(Records from a collection)
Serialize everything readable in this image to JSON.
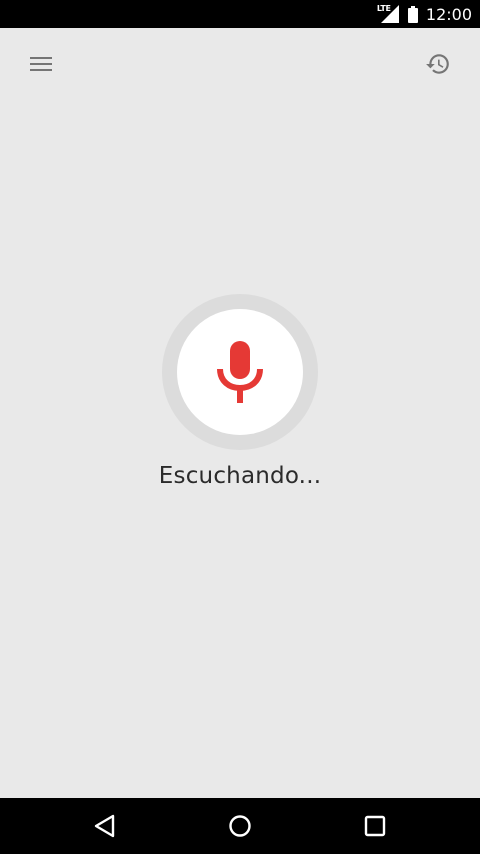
{
  "status_bar": {
    "network_label": "LTE",
    "time": "12:00"
  },
  "toolbar": {
    "menu_icon": "hamburger-menu-icon",
    "history_icon": "history-icon"
  },
  "voice": {
    "mic_icon": "microphone-icon",
    "status_text": "Escuchando..."
  },
  "nav_bar": {
    "back_icon": "back-triangle-icon",
    "home_icon": "home-circle-icon",
    "recents_icon": "recents-square-icon"
  },
  "colors": {
    "background": "#e9e9e9",
    "mic_ring": "#dcdcdc",
    "mic_accent": "#e53935",
    "text": "#2b2b2b",
    "icon": "#757575"
  }
}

→ **Problem to solve**
All of the data above should be quoted exactly, except for the pictures.

→ **Response**
Serialize everything readable in this image to JSON.
{
  "status_bar": {
    "network_label": "LTE",
    "time": "12:00"
  },
  "toolbar": {
    "menu_icon": "hamburger-menu-icon",
    "history_icon": "history-icon"
  },
  "voice": {
    "mic_icon": "microphone-icon",
    "status_text": "Escuchando..."
  },
  "nav_bar": {
    "back_icon": "back-triangle-icon",
    "home_icon": "home-circle-icon",
    "recents_icon": "recents-square-icon"
  },
  "colors": {
    "background": "#e9e9e9",
    "mic_ring": "#dcdcdc",
    "mic_accent": "#e53935",
    "text": "#2b2b2b",
    "icon": "#757575"
  }
}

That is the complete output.